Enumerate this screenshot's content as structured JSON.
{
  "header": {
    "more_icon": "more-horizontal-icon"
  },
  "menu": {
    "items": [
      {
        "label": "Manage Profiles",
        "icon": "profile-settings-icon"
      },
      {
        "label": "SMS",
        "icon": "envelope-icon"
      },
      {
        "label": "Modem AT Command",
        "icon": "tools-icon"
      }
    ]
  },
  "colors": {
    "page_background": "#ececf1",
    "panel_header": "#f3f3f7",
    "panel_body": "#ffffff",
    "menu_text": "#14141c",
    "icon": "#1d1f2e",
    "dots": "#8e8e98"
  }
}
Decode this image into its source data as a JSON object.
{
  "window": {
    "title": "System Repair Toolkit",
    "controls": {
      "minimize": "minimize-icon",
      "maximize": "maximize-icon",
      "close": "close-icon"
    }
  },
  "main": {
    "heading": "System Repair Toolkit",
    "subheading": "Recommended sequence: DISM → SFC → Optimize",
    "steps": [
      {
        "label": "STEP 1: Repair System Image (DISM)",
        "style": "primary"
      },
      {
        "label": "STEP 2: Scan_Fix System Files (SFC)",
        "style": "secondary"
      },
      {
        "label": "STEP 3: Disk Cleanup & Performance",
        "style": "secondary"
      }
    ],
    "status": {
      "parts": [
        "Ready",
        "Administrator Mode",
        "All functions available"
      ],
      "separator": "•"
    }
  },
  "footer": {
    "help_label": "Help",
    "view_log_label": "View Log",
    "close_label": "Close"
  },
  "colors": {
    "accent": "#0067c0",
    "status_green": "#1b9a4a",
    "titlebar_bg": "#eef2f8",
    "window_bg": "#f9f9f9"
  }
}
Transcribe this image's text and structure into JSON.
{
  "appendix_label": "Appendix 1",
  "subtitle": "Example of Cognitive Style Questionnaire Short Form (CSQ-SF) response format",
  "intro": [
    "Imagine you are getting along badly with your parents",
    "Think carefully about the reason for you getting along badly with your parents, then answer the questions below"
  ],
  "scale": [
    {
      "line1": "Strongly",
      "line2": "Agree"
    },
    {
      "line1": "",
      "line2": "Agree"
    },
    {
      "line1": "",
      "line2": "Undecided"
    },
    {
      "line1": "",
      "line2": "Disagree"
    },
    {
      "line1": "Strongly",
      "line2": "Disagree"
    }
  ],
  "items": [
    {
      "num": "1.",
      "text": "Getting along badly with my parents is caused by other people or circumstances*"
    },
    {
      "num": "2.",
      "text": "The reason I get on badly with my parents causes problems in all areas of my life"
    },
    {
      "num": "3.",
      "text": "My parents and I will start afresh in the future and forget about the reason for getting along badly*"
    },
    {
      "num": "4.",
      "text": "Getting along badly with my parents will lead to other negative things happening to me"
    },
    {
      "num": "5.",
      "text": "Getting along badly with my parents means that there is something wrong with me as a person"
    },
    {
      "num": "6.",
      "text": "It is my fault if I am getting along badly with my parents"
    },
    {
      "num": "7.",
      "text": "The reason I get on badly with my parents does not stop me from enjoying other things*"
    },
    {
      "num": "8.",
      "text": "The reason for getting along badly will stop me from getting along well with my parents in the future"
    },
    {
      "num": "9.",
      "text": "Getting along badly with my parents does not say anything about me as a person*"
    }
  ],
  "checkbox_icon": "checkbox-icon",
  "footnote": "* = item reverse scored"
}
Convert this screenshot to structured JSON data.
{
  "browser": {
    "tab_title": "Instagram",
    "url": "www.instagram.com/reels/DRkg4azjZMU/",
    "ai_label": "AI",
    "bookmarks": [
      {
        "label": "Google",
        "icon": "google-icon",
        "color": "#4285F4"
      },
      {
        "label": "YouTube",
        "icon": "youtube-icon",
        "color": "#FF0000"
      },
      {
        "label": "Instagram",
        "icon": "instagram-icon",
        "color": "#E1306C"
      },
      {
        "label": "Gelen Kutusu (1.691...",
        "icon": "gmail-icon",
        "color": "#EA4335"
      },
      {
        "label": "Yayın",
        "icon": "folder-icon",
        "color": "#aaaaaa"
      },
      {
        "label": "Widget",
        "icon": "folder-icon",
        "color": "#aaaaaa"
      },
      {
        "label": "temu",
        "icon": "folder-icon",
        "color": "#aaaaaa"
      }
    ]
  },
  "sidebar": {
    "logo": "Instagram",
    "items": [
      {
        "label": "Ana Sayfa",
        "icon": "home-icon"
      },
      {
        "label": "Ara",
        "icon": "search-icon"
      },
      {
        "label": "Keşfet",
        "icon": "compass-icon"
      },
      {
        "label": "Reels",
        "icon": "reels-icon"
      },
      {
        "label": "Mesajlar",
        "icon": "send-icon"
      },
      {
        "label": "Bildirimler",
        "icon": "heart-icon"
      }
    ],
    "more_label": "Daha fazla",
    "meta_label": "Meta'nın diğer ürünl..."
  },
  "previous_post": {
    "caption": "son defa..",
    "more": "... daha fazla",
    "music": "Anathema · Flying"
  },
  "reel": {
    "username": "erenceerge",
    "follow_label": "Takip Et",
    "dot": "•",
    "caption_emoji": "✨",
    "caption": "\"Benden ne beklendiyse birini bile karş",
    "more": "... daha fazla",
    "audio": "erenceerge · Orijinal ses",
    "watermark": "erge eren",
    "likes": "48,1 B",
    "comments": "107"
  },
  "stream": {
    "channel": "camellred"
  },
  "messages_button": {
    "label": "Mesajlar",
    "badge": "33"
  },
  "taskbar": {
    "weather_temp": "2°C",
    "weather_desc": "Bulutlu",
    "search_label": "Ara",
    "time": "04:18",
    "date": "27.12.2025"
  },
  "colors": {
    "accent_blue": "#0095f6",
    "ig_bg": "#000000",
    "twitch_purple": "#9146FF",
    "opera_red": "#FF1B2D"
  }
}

■ **Aim of the exercise**:
Copy every record above exactly as it appears.

■ **Result below**:
Enumerate this screenshot's content as structured JSON.
{
  "header": {
    "more_icon": "more-horizontal-icon"
  },
  "menu": {
    "items": [
      {
        "label": "Manage Profiles",
        "icon": "profile-settings-icon"
      },
      {
        "label": "SMS",
        "icon": "envelope-icon"
      },
      {
        "label": "Modem AT Command",
        "icon": "tools-icon"
      }
    ]
  },
  "colors": {
    "page_background": "#ececf1",
    "panel_header": "#f3f3f7",
    "panel_body": "#ffffff",
    "menu_text": "#14141c",
    "icon": "#1d1f2e",
    "dots": "#8e8e98"
  }
}
Decode this image into its source data as a JSON object.
{
  "window": {
    "title": "System Repair Toolkit",
    "controls": {
      "minimize": "minimize-icon",
      "maximize": "maximize-icon",
      "close": "close-icon"
    }
  },
  "main": {
    "heading": "System Repair Toolkit",
    "subheading": "Recommended sequence: DISM → SFC → Optimize",
    "steps": [
      {
        "label": "STEP 1: Repair System Image (DISM)",
        "style": "primary"
      },
      {
        "label": "STEP 2: Scan_Fix System Files (SFC)",
        "style": "secondary"
      },
      {
        "label": "STEP 3: Disk Cleanup & Performance",
        "style": "secondary"
      }
    ],
    "status": {
      "parts": [
        "Ready",
        "Administrator Mode",
        "All functions available"
      ],
      "separator": "•"
    }
  },
  "footer": {
    "help_label": "Help",
    "view_log_label": "View Log",
    "close_label": "Close"
  },
  "colors": {
    "accent": "#0067c0",
    "status_green": "#1b9a4a",
    "titlebar_bg": "#eef2f8",
    "window_bg": "#f9f9f9"
  }
}
Transcribe this image's text and structure into JSON.
{
  "appendix_label": "Appendix 1",
  "subtitle": "Example of Cognitive Style Questionnaire Short Form (CSQ-SF) response format",
  "intro": [
    "Imagine you are getting along badly with your parents",
    "Think carefully about the reason for you getting along badly with your parents, then answer the questions below"
  ],
  "scale": [
    {
      "line1": "Strongly",
      "line2": "Agree"
    },
    {
      "line1": "",
      "line2": "Agree"
    },
    {
      "line1": "",
      "line2": "Undecided"
    },
    {
      "line1": "",
      "line2": "Disagree"
    },
    {
      "line1": "Strongly",
      "line2": "Disagree"
    }
  ],
  "items": [
    {
      "num": "1.",
      "text": "Getting along badly with my parents is caused by other people or circumstances*"
    },
    {
      "num": "2.",
      "text": "The reason I get on badly with my parents causes problems in all areas of my life"
    },
    {
      "num": "3.",
      "text": "My parents and I will start afresh in the future and forget about the reason for getting along badly*"
    },
    {
      "num": "4.",
      "text": "Getting along badly with my parents will lead to other negative things happening to me"
    },
    {
      "num": "5.",
      "text": "Getting along badly with my parents means that there is something wrong with me as a person"
    },
    {
      "num": "6.",
      "text": "It is my fault if I am getting along badly with my parents"
    },
    {
      "num": "7.",
      "text": "The reason I get on badly with my parents does not stop me from enjoying other things*"
    },
    {
      "num": "8.",
      "text": "The reason for getting along badly will stop me from getting along well with my parents in the future"
    },
    {
      "num": "9.",
      "text": "Getting along badly with my parents does not say anything about me as a person*"
    }
  ],
  "checkbox_icon": "checkbox-icon",
  "footnote": "* = item reverse scored"
}
Convert this screenshot to structured JSON data.
{
  "browser": {
    "tab_title": "Instagram",
    "url": "www.instagram.com/reels/DRkg4azjZMU/",
    "ai_label": "AI",
    "bookmarks": [
      {
        "label": "Google",
        "icon": "google-icon",
        "color": "#4285F4"
      },
      {
        "label": "YouTube",
        "icon": "youtube-icon",
        "color": "#FF0000"
      },
      {
        "label": "Instagram",
        "icon": "instagram-icon",
        "color": "#E1306C"
      },
      {
        "label": "Gelen Kutusu (1.691...",
        "icon": "gmail-icon",
        "color": "#EA4335"
      },
      {
        "label": "Yayın",
        "icon": "folder-icon",
        "color": "#aaaaaa"
      },
      {
        "label": "Widget",
        "icon": "folder-icon",
        "color": "#aaaaaa"
      },
      {
        "label": "temu",
        "icon": "folder-icon",
        "color": "#aaaaaa"
      }
    ]
  },
  "sidebar": {
    "logo": "Instagram",
    "items": [
      {
        "label": "Ana Sayfa",
        "icon": "home-icon"
      },
      {
        "label": "Ara",
        "icon": "search-icon"
      },
      {
        "label": "Keşfet",
        "icon": "compass-icon"
      },
      {
        "label": "Reels",
        "icon": "reels-icon"
      },
      {
        "label": "Mesajlar",
        "icon": "send-icon"
      },
      {
        "label": "Bildirimler",
        "icon": "heart-icon"
      }
    ],
    "more_label": "Daha fazla",
    "meta_label": "Meta'nın diğer ürünl..."
  },
  "previous_post": {
    "caption": "son defa..",
    "more": "... daha fazla",
    "music": "Anathema · Flying"
  },
  "reel": {
    "username": "erenceerge",
    "follow_label": "Takip Et",
    "dot": "•",
    "caption_emoji": "✨",
    "caption": "\"Benden ne beklendiyse birini bile karş",
    "more": "... daha fazla",
    "audio": "erenceerge · Orijinal ses",
    "watermark": "erge eren",
    "likes": "48,1 B",
    "comments": "107"
  },
  "stream": {
    "channel": "camellred"
  },
  "messages_button": {
    "label": "Mesajlar",
    "badge": "33"
  },
  "taskbar": {
    "weather_temp": "2°C",
    "weather_desc": "Bulutlu",
    "search_label": "Ara",
    "time": "04:18",
    "date": "27.12.2025"
  },
  "colors": {
    "accent_blue": "#0095f6",
    "ig_bg": "#000000",
    "twitch_purple": "#9146FF",
    "opera_red": "#FF1B2D"
  }
}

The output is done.